Lines containing the string "измерений" are to be collected in full.
** START OF Records supplied **
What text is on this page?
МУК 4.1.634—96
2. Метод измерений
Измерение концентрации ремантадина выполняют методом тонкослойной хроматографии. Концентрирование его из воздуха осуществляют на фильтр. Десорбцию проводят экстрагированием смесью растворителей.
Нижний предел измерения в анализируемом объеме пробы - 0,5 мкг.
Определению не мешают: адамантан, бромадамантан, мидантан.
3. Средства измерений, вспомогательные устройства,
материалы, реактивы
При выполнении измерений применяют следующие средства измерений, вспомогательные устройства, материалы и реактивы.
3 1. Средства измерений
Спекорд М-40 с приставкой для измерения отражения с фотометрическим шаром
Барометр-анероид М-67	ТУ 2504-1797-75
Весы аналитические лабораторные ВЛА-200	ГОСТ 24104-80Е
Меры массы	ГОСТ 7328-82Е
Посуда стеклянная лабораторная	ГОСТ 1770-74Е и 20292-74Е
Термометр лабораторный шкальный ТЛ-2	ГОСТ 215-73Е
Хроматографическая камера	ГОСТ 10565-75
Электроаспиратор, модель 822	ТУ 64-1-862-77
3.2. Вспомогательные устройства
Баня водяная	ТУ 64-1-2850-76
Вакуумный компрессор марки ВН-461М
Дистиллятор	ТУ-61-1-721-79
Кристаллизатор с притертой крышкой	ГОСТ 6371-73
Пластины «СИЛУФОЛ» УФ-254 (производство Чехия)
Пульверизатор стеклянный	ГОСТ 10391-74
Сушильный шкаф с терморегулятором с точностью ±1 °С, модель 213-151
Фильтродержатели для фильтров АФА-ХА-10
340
** END OF Records supplied **
* **Task output**:
2. Метод измерений
3. Средства измерений, вспомогательные устройства,
При выполнении измерений применяют следующие средства измерений, вспомогательные устройства, материалы и реактивы.
3 1. Средства измерений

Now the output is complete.